**WORK TO DO**
Will you write out the data exactly, excluding every picture?

**DATA IN THIS EXERCISE**
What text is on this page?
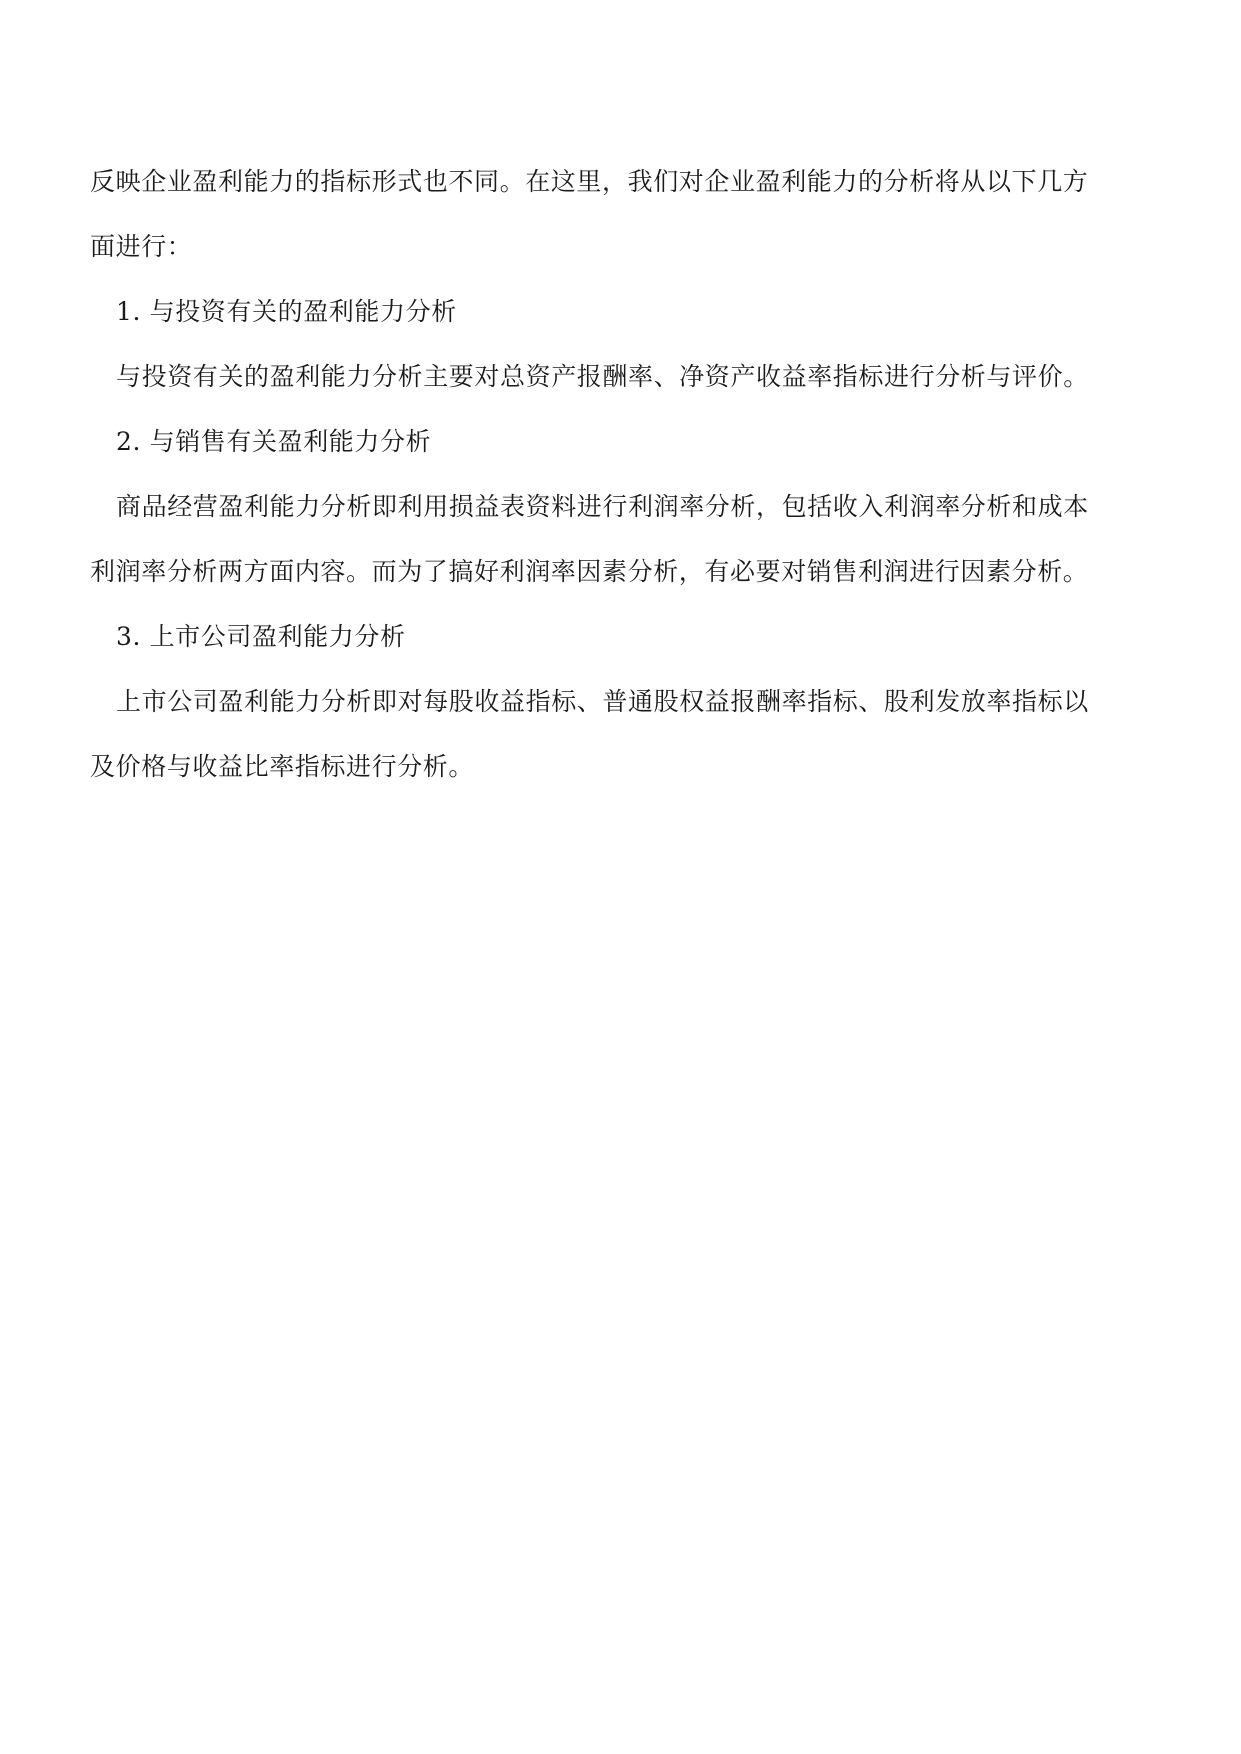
反映企业盈利能力的指标形式也不同。在这里，我们对企业盈利能力的分析将从以下几方
面进行：
1. 与投资有关的盈利能力分析
与投资有关的盈利能力分析主要对总资产报酬率、净资产收益率指标进行分析与评价。
2. 与销售有关盈利能力分析
商品经营盈利能力分析即利用损益表资料进行利润率分析，包括收入利润率分析和成本
利润率分析两方面内容。而为了搞好利润率因素分析，有必要对销售利润进行因素分析。
3. 上市公司盈利能力分析
上市公司盈利能力分析即对每股收益指标、普通股权益报酬率指标、股利发放率指标以
及价格与收益比率指标进行分析。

**WORKED ANSWER**
What text is on this page?
反映企业盈利能力的指标形式也不同。在这里，我们对企业盈利能力的分析将从以下几方
面进行：
1. 与投资有关的盈利能力分析
与投资有关的盈利能力分析主要对总资产报酬率、净资产收益率指标进行分析与评价。
2. 与销售有关盈利能力分析
商品经营盈利能力分析即利用损益表资料进行利润率分析，包括收入利润率分析和成本
利润率分析两方面内容。而为了搞好利润率因素分析，有必要对销售利润进行因素分析。
3. 上市公司盈利能力分析
上市公司盈利能力分析即对每股收益指标、普通股权益报酬率指标、股利发放率指标以
及价格与收益比率指标进行分析。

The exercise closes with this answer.